--- Exercise goal ---
Collect all the lines that mention the word "Einwohner".

#### Data shown ####

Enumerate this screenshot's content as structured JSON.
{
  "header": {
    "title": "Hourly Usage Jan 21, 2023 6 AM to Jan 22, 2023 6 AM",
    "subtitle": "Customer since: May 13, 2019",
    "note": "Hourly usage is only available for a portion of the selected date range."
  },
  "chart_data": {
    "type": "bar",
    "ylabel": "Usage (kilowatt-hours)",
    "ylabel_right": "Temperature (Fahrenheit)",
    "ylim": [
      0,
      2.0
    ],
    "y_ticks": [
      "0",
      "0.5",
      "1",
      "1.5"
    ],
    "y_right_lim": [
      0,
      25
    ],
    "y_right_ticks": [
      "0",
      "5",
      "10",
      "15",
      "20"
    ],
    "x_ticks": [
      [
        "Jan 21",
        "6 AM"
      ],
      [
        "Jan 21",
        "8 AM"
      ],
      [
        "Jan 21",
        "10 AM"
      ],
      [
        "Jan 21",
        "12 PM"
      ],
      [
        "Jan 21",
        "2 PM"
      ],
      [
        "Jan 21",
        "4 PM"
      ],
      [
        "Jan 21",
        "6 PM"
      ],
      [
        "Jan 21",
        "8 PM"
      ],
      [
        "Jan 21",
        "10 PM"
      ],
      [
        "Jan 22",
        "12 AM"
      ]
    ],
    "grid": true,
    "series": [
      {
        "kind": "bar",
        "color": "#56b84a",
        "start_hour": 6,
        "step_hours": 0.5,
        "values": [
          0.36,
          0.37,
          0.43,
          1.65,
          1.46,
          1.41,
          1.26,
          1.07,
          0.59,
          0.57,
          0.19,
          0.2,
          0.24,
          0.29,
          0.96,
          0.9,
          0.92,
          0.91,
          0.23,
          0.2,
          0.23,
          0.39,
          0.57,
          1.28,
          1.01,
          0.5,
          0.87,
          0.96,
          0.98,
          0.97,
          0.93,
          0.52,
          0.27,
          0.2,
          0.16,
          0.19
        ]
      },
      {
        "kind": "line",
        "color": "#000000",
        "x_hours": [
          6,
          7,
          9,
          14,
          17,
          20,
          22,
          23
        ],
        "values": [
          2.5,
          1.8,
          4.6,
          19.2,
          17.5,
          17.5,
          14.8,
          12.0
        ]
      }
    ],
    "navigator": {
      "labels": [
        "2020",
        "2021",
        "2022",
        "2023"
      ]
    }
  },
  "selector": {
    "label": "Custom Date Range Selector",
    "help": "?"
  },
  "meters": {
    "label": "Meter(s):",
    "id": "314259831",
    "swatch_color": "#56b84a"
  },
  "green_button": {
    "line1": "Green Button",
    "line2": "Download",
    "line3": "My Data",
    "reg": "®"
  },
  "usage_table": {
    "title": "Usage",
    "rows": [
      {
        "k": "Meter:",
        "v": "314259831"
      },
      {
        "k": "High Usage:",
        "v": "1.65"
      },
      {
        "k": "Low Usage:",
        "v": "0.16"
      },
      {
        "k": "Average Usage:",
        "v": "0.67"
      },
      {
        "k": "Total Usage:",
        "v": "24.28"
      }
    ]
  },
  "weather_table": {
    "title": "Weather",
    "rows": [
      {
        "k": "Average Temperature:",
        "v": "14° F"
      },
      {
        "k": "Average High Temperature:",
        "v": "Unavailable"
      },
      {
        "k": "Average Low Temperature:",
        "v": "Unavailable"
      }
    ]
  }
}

####
#### Data shown ####

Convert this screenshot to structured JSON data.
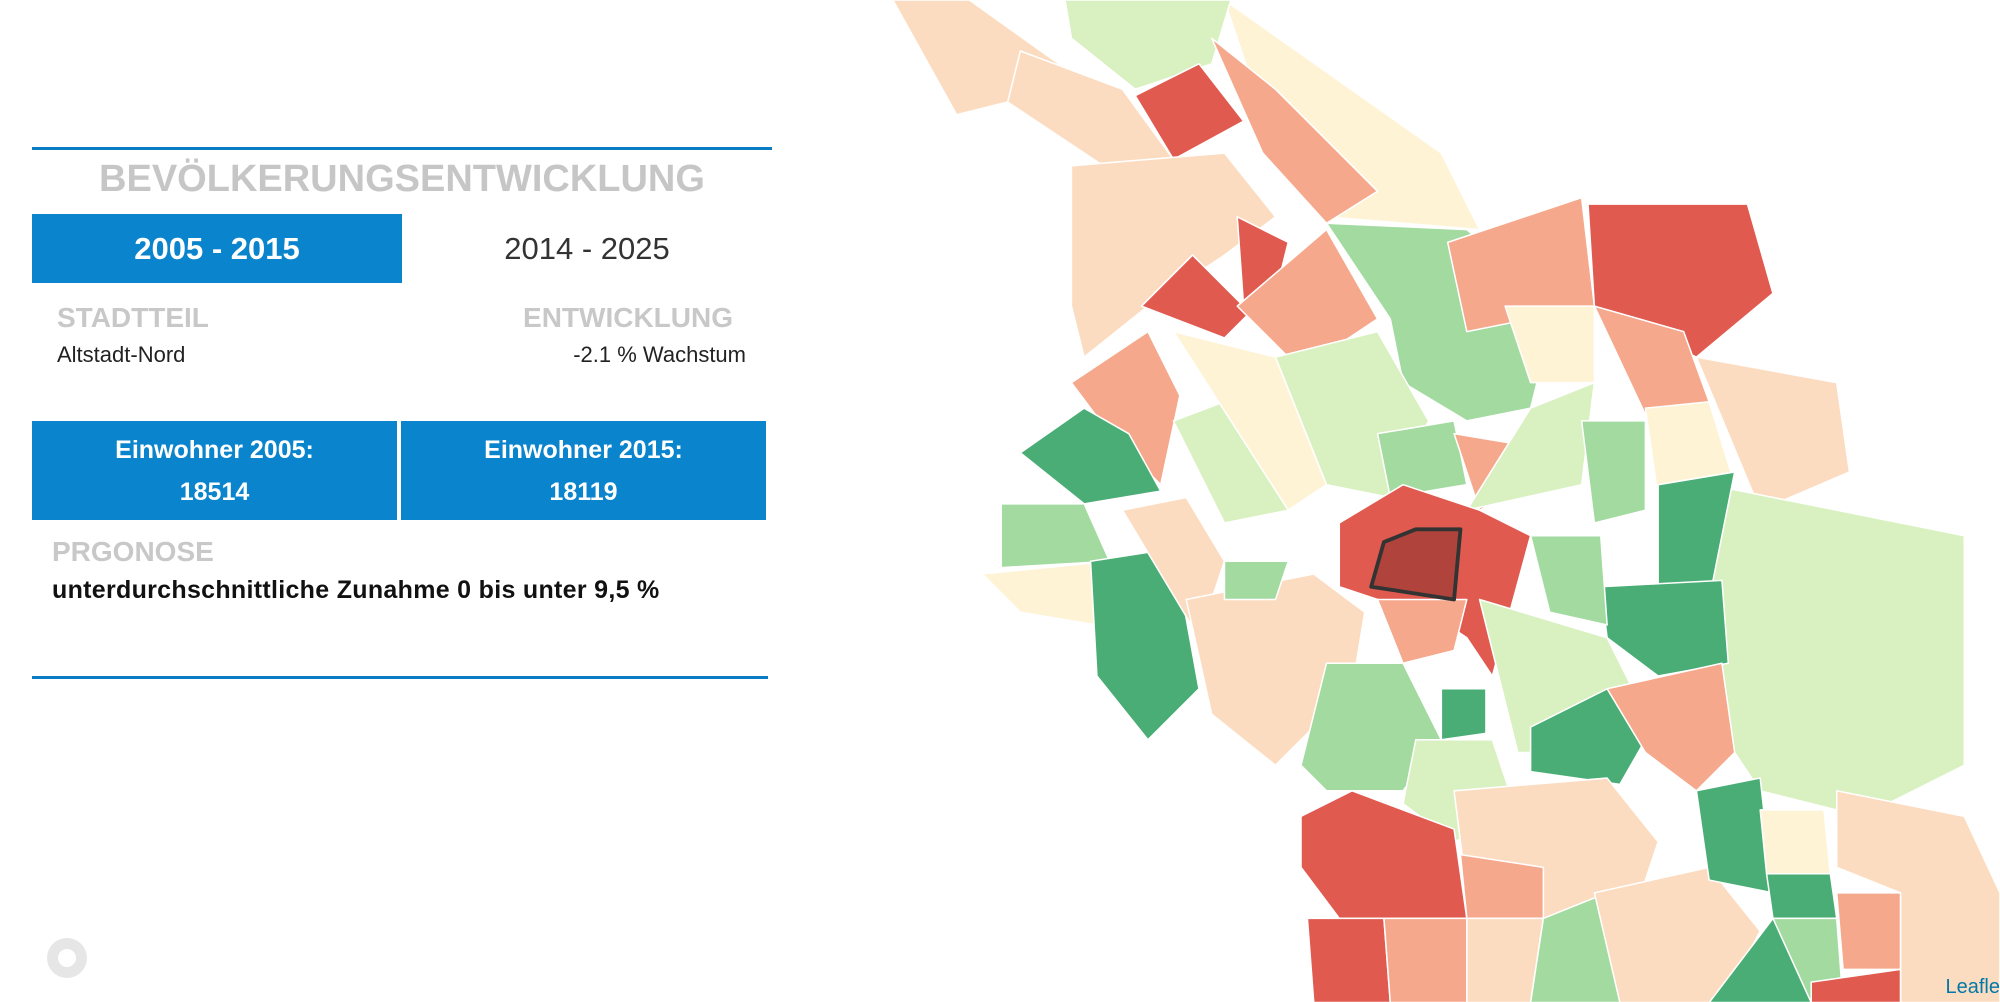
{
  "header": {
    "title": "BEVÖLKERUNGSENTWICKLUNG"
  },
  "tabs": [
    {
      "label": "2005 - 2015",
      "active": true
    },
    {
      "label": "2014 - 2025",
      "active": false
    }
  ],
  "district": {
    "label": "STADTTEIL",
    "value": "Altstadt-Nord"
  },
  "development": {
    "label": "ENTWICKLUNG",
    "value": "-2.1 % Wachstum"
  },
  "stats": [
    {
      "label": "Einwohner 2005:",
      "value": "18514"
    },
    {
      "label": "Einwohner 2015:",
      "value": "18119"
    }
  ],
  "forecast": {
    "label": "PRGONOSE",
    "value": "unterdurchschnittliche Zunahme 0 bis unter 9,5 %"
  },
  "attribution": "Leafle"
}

####
#### Data shown ####

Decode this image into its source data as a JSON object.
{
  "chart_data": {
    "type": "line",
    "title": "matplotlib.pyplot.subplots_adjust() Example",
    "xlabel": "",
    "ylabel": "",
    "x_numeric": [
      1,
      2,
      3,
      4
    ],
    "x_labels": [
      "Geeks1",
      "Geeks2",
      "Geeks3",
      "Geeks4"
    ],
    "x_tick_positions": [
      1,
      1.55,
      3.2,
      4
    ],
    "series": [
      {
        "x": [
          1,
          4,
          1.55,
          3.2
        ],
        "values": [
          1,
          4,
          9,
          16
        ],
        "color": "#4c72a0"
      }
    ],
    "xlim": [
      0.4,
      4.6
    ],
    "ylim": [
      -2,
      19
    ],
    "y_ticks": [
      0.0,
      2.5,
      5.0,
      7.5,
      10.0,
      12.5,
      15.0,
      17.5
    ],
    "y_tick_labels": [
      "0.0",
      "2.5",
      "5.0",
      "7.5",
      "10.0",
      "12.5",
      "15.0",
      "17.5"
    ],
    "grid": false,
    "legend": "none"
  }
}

####

--- Task answer ---
      "label": "Einwohner 2005:",
      "label": "Einwohner 2015:",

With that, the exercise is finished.